→ **To do**: Look below and pull out each line with the word "وتقول".
** Start of Data in this exercise **
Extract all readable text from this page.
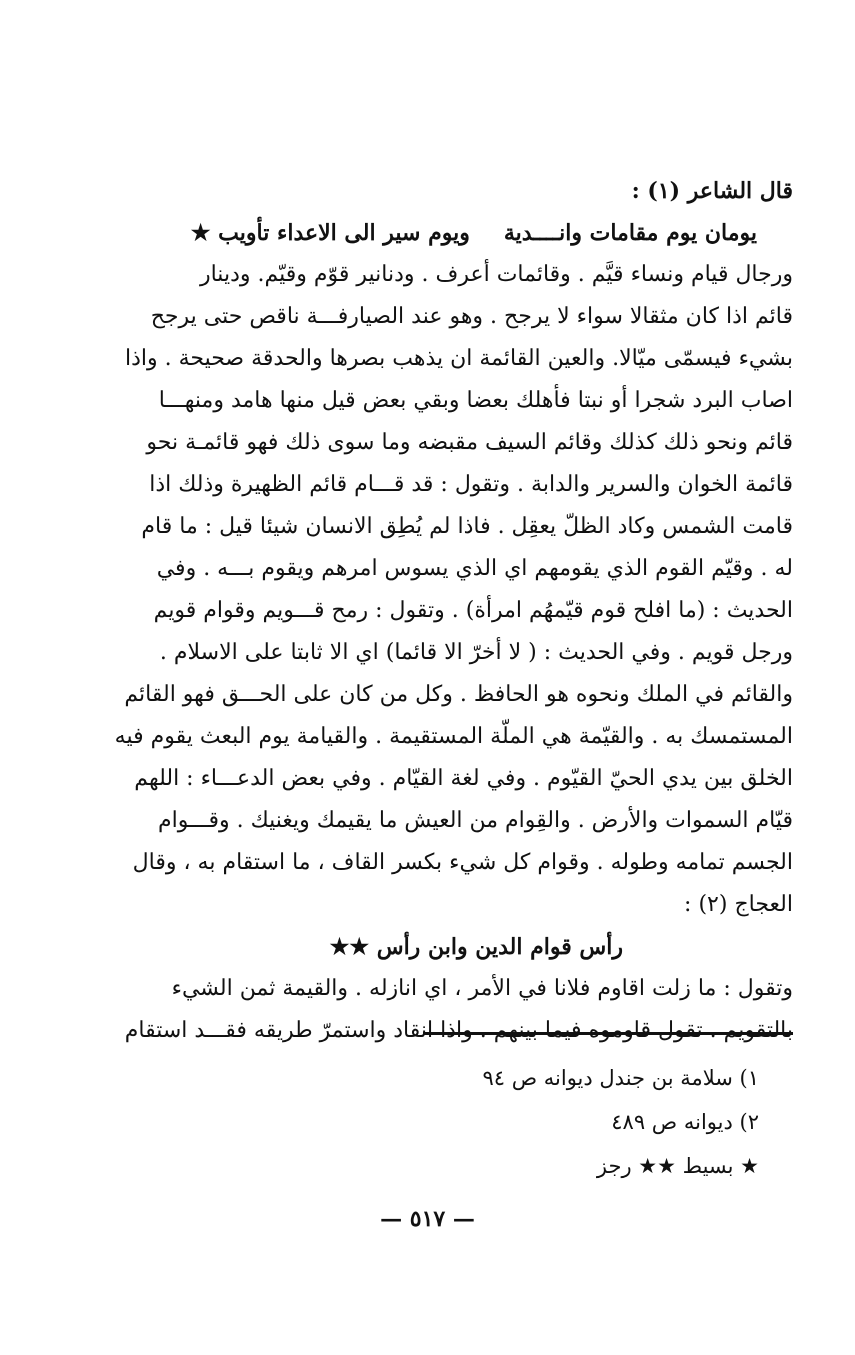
قال الشاعر (١) :

يومان يوم مقامات وانــــديةويوم سير الى الاعداء تأويب ★

ورجال قيام ونساء قيَّم . وقائمات أعرف . ودنانير قوّم وقيّم. ودينار
قائم اذا كان مثقالا سواء لا يرجح . وهو عند الصيارفـــة ناقص حتى يرجح
بشيء فيسمّى ميّالا. والعين القائمة ان يذهب بصرها والحدقة صحيحة . واذا
اصاب البرد شجرا أو نبتا فأهلك بعضا وبقي بعض قيل منها هامد ومنهـــا
قائم ونحو ذلك كذلك وقائم السيف مقبضه وما سوى ذلك فهو قائمـة نحو
قائمة الخوان والسرير والدابة . وتقول : قد قـــام قائم الظهيرة وذلك اذا
قامت الشمس وكاد الظلّ يعقِل . فاذا لم يُطِق الانسان شيئا قيل : ما قام
له . وقيّم القوم الذي يقومهم اي الذي يسوس امرهم ويقوم بـــه . وفي
الحديث : (ما افلح قوم قيّمهُم امرأة) . وتقول : رمح قـــويم وقوام قويم
ورجل قويم . وفي الحديث : ( لا أخرّ الا قائما) اي الا ثابتا على الاسلام .
والقائم في الملك ونحوه هو الحافظ . وكل من كان على الحـــق فهو القائم
المستمسك به . والقيّمة هي الملّة المستقيمة . والقيامة يوم البعث يقوم فيه
الخلق بين يدي الحيّ القيّوم . وفي لغة القيّام . وفي بعض الدعـــاء : اللهم
قيّام السموات والأرض . والقِوام من العيش ما يقيمك ويغنيك . وقـــوام
الجسم تمامه وطوله . وقوام كل شيء بكسر القاف ، ما استقام به ، وقال
العجاج (٢) :

رأس قوام الدين وابن رأس ★★

وتقول : ما زلت اقاوم فلانا في الأمر ، اي انازله . والقيمة ثمن الشيء
بالتقويم . تقول قاوموه فيما بينهم . واذا انقاد واستمرّ طريقه فقـــد استقام

١) سلامة بن جندل ديوانه ص ٩٤

٢) ديوانه ص ٤٨٩

★ بسيط ★★ رجز

— ٥١٧ —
** End of Data in this exercise **
→ **Task response**:
قائمة الخوان والسرير والدابة . وتقول : قد قـــام قائم الظهيرة وذلك اذا
الحديث : (ما افلح قوم قيّمهُم امرأة) . وتقول : رمح قـــويم وقوام قويم
وتقول : ما زلت اقاوم فلانا في الأمر ، اي انازله . والقيمة ثمن الشيء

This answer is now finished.